**Given task:** Retype all of the data exactly as given.

## BEGIN Listed entries

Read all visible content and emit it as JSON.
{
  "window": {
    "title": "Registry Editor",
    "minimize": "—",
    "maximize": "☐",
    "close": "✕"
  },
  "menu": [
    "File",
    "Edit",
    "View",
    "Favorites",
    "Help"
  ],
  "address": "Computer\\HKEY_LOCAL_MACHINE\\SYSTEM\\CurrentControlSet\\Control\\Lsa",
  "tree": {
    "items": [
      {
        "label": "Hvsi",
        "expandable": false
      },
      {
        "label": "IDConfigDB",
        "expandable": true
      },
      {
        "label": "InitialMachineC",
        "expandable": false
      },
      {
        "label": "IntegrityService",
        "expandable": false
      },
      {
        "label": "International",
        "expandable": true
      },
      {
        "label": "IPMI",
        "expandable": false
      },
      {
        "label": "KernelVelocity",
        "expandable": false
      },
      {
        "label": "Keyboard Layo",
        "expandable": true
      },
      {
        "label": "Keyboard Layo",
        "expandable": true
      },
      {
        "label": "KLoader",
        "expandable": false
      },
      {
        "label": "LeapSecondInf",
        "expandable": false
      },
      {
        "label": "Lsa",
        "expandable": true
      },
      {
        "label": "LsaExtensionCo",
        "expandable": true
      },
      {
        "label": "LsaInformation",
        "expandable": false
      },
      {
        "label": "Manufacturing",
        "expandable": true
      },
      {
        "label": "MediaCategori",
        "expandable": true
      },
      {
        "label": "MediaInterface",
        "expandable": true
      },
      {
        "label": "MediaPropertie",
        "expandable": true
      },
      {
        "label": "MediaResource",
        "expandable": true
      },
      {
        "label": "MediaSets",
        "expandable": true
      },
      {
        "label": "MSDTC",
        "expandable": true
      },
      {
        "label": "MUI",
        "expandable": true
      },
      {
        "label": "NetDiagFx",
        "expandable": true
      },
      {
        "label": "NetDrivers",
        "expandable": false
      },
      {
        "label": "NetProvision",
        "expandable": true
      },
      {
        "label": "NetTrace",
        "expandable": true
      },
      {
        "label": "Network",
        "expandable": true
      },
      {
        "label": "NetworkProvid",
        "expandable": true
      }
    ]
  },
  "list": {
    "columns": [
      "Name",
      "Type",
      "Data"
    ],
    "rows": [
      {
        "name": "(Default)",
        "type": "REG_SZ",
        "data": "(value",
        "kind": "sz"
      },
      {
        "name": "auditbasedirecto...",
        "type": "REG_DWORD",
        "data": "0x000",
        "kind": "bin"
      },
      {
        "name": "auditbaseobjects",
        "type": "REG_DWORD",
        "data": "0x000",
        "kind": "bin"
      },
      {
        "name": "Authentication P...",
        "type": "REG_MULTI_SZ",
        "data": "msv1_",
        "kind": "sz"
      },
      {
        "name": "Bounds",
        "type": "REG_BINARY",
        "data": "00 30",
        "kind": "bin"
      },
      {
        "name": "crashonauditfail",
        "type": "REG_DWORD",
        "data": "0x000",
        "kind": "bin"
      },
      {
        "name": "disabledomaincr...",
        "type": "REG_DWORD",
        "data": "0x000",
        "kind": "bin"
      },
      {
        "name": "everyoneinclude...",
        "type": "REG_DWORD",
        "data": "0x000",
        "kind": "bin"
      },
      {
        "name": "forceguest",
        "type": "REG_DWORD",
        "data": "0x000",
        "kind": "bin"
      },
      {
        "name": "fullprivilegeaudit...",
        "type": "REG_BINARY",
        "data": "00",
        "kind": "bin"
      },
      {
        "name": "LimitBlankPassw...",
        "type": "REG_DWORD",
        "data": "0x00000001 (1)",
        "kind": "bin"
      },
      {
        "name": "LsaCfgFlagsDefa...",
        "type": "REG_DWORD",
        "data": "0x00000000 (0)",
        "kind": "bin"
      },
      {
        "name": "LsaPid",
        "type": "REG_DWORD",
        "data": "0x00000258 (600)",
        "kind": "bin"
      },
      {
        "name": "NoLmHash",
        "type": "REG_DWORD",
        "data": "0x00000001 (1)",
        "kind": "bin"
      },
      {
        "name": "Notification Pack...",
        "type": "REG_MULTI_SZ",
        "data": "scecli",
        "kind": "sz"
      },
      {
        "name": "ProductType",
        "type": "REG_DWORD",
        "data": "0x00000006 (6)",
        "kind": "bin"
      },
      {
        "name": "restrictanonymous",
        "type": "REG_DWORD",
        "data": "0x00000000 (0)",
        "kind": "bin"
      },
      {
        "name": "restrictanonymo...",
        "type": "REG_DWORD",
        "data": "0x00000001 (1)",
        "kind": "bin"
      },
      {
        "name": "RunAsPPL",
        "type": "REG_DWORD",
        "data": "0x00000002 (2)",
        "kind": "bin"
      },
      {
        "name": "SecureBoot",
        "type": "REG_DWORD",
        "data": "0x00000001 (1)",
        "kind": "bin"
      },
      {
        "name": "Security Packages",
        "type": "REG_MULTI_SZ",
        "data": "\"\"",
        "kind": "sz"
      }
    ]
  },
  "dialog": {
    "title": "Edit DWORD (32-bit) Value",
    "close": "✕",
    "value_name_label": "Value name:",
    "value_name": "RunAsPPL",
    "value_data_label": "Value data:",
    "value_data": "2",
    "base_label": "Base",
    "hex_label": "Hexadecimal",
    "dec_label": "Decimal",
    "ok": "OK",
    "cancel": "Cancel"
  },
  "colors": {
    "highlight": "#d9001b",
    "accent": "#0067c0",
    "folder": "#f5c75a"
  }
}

## END Listed entries

**Response to the task:**
Read all visible content and emit it as JSON.
{
  "window": {
    "title": "Registry Editor",
    "minimize": "—",
    "maximize": "☐",
    "close": "✕"
  },
  "menu": [
    "File",
    "Edit",
    "View",
    "Favorites",
    "Help"
  ],
  "address": "Computer\\HKEY_LOCAL_MACHINE\\SYSTEM\\CurrentControlSet\\Control\\Lsa",
  "tree": {
    "items": [
      {
        "label": "Hvsi",
        "expandable": false
      },
      {
        "label": "IDConfigDB",
        "expandable": true
      },
      {
        "label": "InitialMachineC",
        "expandable": false
      },
      {
        "label": "IntegrityService",
        "expandable": false
      },
      {
        "label": "International",
        "expandable": true
      },
      {
        "label": "IPMI",
        "expandable": false
      },
      {
        "label": "KernelVelocity",
        "expandable": false
      },
      {
        "label": "Keyboard Layo",
        "expandable": true
      },
      {
        "label": "Keyboard Layo",
        "expandable": true
      },
      {
        "label": "KLoader",
        "expandable": false
      },
      {
        "label": "LeapSecondInf",
        "expandable": false
      },
      {
        "label": "Lsa",
        "expandable": true
      },
      {
        "label": "LsaExtensionCo",
        "expandable": true
      },
      {
        "label": "LsaInformation",
        "expandable": false
      },
      {
        "label": "Manufacturing",
        "expandable": true
      },
      {
        "label": "MediaCategori",
        "expandable": true
      },
      {
        "label": "MediaInterface",
        "expandable": true
      },
      {
        "label": "MediaPropertie",
        "expandable": true
      },
      {
        "label": "MediaResource",
        "expandable": true
      },
      {
        "label": "MediaSets",
        "expandable": true
      },
      {
        "label": "MSDTC",
        "expandable": true
      },
      {
        "label": "MUI",
        "expandable": true
      },
      {
        "label": "NetDiagFx",
        "expandable": true
      },
      {
        "label": "NetDrivers",
        "expandable": false
      },
      {
        "label": "NetProvision",
        "expandable": true
      },
      {
        "label": "NetTrace",
        "expandable": true
      },
      {
        "label": "Network",
        "expandable": true
      },
      {
        "label": "NetworkProvid",
        "expandable": true
      }
    ]
  },
  "list": {
    "columns": [
      "Name",
      "Type",
      "Data"
    ],
    "rows": [
      {
        "name": "(Default)",
        "type": "REG_SZ",
        "data": "(value",
        "kind": "sz"
      },
      {
        "name": "auditbasedirecto...",
        "type": "REG_DWORD",
        "data": "0x000",
        "kind": "bin"
      },
      {
        "name": "auditbaseobjects",
        "type": "REG_DWORD",
        "data": "0x000",
        "kind": "bin"
      },
      {
        "name": "Authentication P...",
        "type": "REG_MULTI_SZ",
        "data": "msv1_",
        "kind": "sz"
      },
      {
        "name": "Bounds",
        "type": "REG_BINARY",
        "data": "00 30",
        "kind": "bin"
      },
      {
        "name": "crashonauditfail",
        "type": "REG_DWORD",
        "data": "0x000",
        "kind": "bin"
      },
      {
        "name": "disabledomaincr...",
        "type": "REG_DWORD",
        "data": "0x000",
        "kind": "bin"
      },
      {
        "name": "everyoneinclude...",
        "type": "REG_DWORD",
        "data": "0x000",
        "kind": "bin"
      },
      {
        "name": "forceguest",
        "type": "REG_DWORD",
        "data": "0x000",
        "kind": "bin"
      },
      {
        "name": "fullprivilegeaudit...",
        "type": "REG_BINARY",
        "data": "00",
        "kind": "bin"
      },
      {
        "name": "LimitBlankPassw...",
        "type": "REG_DWORD",
        "data": "0x00000001 (1)",
        "kind": "bin"
      },
      {
        "name": "LsaCfgFlagsDefa...",
        "type": "REG_DWORD",
        "data": "0x00000000 (0)",
        "kind": "bin"
      },
      {
        "name": "LsaPid",
        "type": "REG_DWORD",
        "data": "0x00000258 (600)",
        "kind": "bin"
      },
      {
        "name": "NoLmHash",
        "type": "REG_DWORD",
        "data": "0x00000001 (1)",
        "kind": "bin"
      },
      {
        "name": "Notification Pack...",
        "type": "REG_MULTI_SZ",
        "data": "scecli",
        "kind": "sz"
      },
      {
        "name": "ProductType",
        "type": "REG_DWORD",
        "data": "0x00000006 (6)",
        "kind": "bin"
      },
      {
        "name": "restrictanonymous",
        "type": "REG_DWORD",
        "data": "0x00000000 (0)",
        "kind": "bin"
      },
      {
        "name": "restrictanonymo...",
        "type": "REG_DWORD",
        "data": "0x00000001 (1)",
        "kind": "bin"
      },
      {
        "name": "RunAsPPL",
        "type": "REG_DWORD",
        "data": "0x00000002 (2)",
        "kind": "bin"
      },
      {
        "name": "SecureBoot",
        "type": "REG_DWORD",
        "data": "0x00000001 (1)",
        "kind": "bin"
      },
      {
        "name": "Security Packages",
        "type": "REG_MULTI_SZ",
        "data": "\"\"",
        "kind": "sz"
      }
    ]
  },
  "dialog": {
    "title": "Edit DWORD (32-bit) Value",
    "close": "✕",
    "value_name_label": "Value name:",
    "value_name": "RunAsPPL",
    "value_data_label": "Value data:",
    "value_data": "2",
    "base_label": "Base",
    "hex_label": "Hexadecimal",
    "dec_label": "Decimal",
    "ok": "OK",
    "cancel": "Cancel"
  },
  "colors": {
    "highlight": "#d9001b",
    "accent": "#0067c0",
    "folder": "#f5c75a"
  }
}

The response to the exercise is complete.